* **What you need to do**: Where does the string "документа" appear? Copy every line of the entries below that holds it.
○ ○ ○
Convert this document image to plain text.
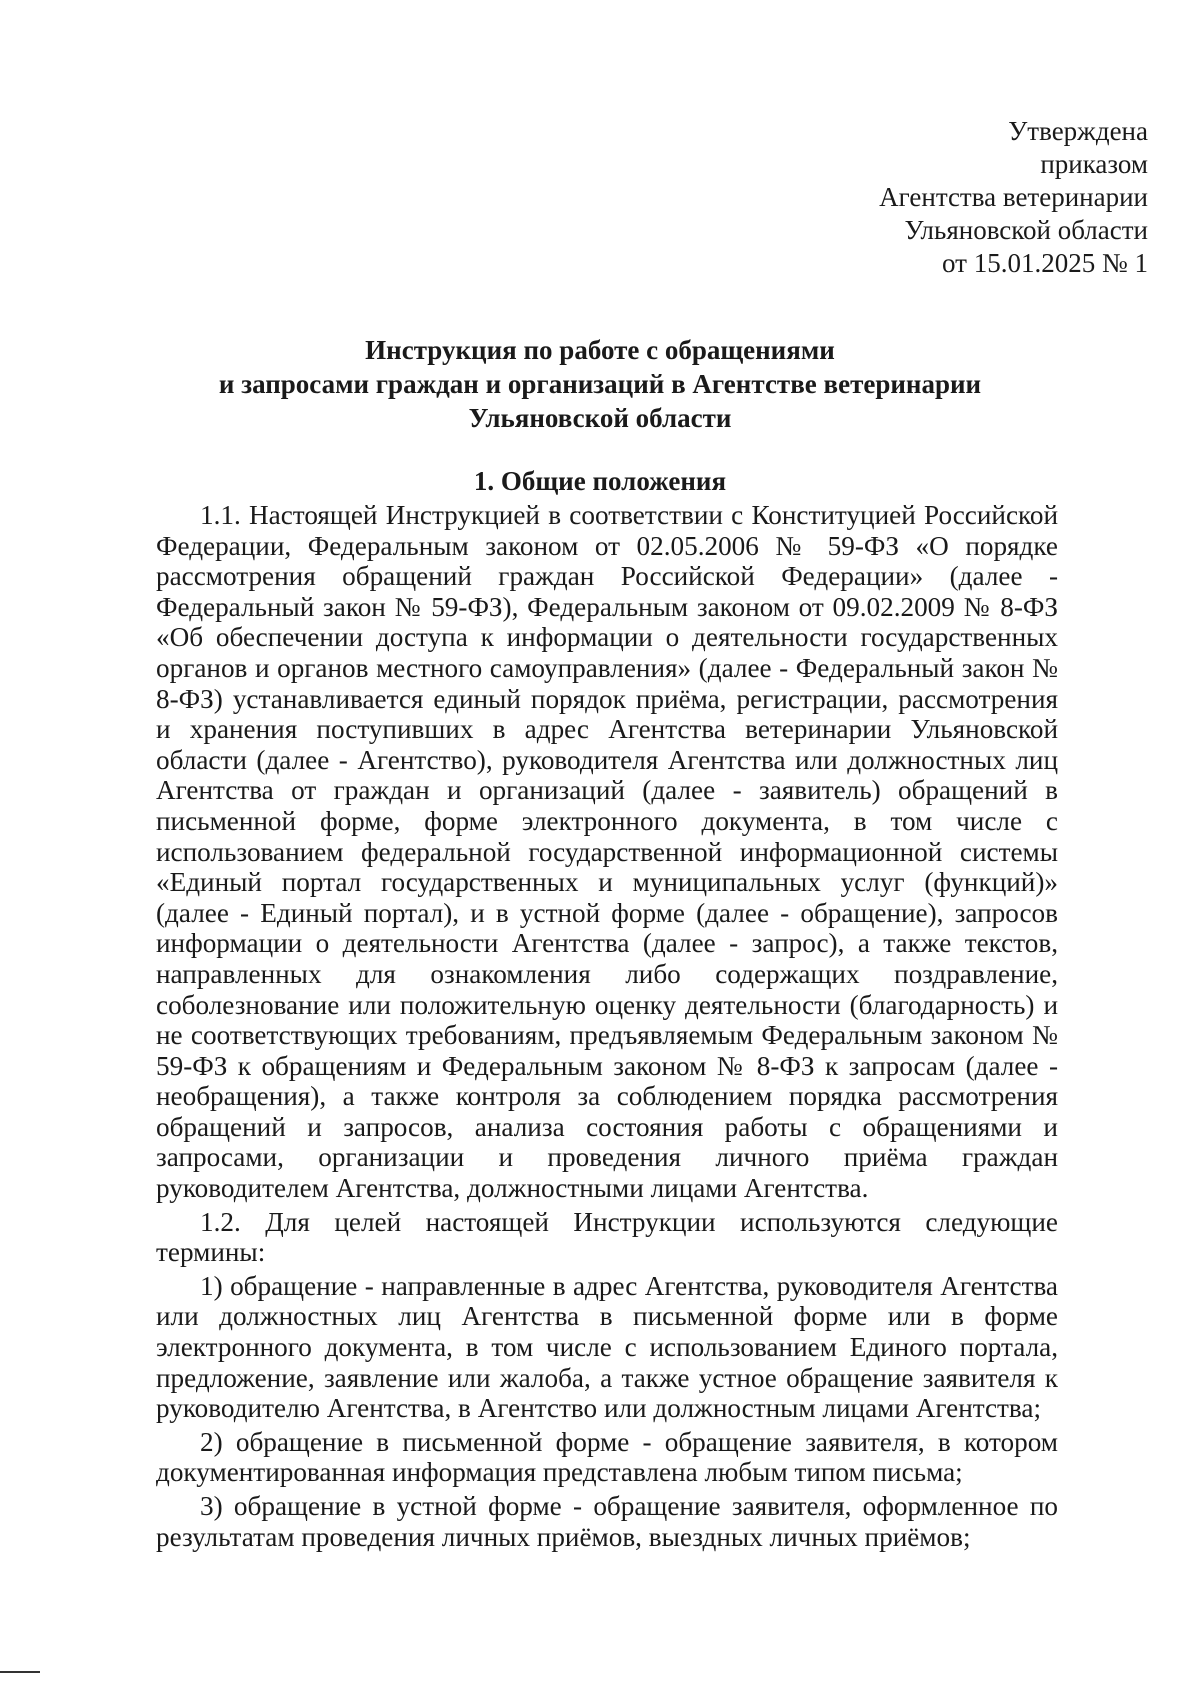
Утверждена
приказом
Агентства ветеринарии
Ульяновской области
от 15.01.2025 № 1
Инструкция по работе с обращениями
и запросами граждан и организаций в Агентстве ветеринарии
Ульяновской области
1. Общие положения

1.1. Настоящей Инструкцией в соответствии с Конституцией Российской Федерации, Федеральным законом от 02.05.2006 № 59-ФЗ «О порядке рассмотрения обращений граждан Российской Федерации» (далее - Федеральный закон № 59-ФЗ), Федеральным законом от 09.02.2009 № 8-ФЗ «Об обеспечении доступа к информации о деятельности государственных органов и органов местного самоуправления» (далее - Федеральный закон № 8-ФЗ) устанавливается единый порядок приёма, регистрации, рассмотрения и хранения поступивших в адрес Агентства ветеринарии Ульяновской области (далее - Агентство), руководителя Агентства или должностных лиц Агентства от граждан и организаций (далее - заявитель) обращений в письменной форме, форме электронного документа, в том числе с использованием федеральной государственной информационной системы «Единый портал государственных и муниципальных услуг (функций)» (далее - Единый портал), и в устной форме (далее - обращение), запросов информации о деятельности Агентства (далее - запрос), а также текстов, направленных для ознакомления либо содержащих поздравление, соболезнование или положительную оценку деятельности (благодарность) и не соответствующих требованиям, предъявляемым Федеральным законом № 59-ФЗ к обращениям и Федеральным законом № 8-ФЗ к запросам (далее - необращения), а также контроля за соблюдением порядка рассмотрения обращений и запросов, анализа состояния работы с обращениями и запросами, организации и проведения личного приёма граждан руководителем Агентства, должностными лицами Агентства.

1.2. Для целей настоящей Инструкции используются следующие термины:

1) обращение - направленные в адрес Агентства, руководителя Агентства или должностных лиц Агентства в письменной форме или в форме электронного документа, в том числе с использованием Единого портала, предложение, заявление или жалоба, а также устное обращение заявителя к руководителю Агентства, в Агентство или должностным лицами Агентства;

2) обращение в письменной форме - обращение заявителя, в котором документированная информация представлена любым типом письма;

3) обращение в устной форме - обращение заявителя, оформленное по результатам проведения личных приёмов, выездных личных приёмов;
○ ○ ○
* **Final result**:
1.1. Настоящей Инструкцией в соответствии с Конституцией Российской Федерации, Федеральным законом от 02.05.2006 № 59-ФЗ «О порядке рассмотрения обращений граждан Российской Федерации» (далее - Федеральный закон № 59-ФЗ), Федеральным законом от 09.02.2009 № 8-ФЗ «Об обеспечении доступа к информации о деятельности государственных органов и органов местного самоуправления» (далее - Федеральный закон № 8-ФЗ) устанавливается единый порядок приёма, регистрации, рассмотрения и хранения поступивших в адрес Агентства ветеринарии Ульяновской области (далее - Агентство), руководителя Агентства или должностных лиц Агентства от граждан и организаций (далее - заявитель) обращений в письменной форме, форме электронного документа, в том числе с использованием федеральной государственной информационной системы «Единый портал государственных и муниципальных услуг (функций)» (далее - Единый портал), и в устной форме (далее - обращение), запросов информации о деятельности Агентства (далее - запрос), а также текстов, направленных для ознакомления либо содержащих поздравление, соболезнование или положительную оценку деятельности (благодарность) и не соответствующих требованиям, предъявляемым Федеральным законом № 59-ФЗ к обращениям и Федеральным законом № 8-ФЗ к запросам (далее - необращения), а также контроля за соблюдением порядка рассмотрения обращений и запросов, анализа состояния работы с обращениями и запросами, организации и проведения личного приёма граждан руководителем Агентства, должностными лицами Агентства.
1) обращение - направленные в адрес Агентства, руководителя Агентства или должностных лиц Агентства в письменной форме или в форме электронного документа, в том числе с использованием Единого портала, предложение, заявление или жалоба, а также устное обращение заявителя к руководителю Агентства, в Агентство или должностным лицами Агентства;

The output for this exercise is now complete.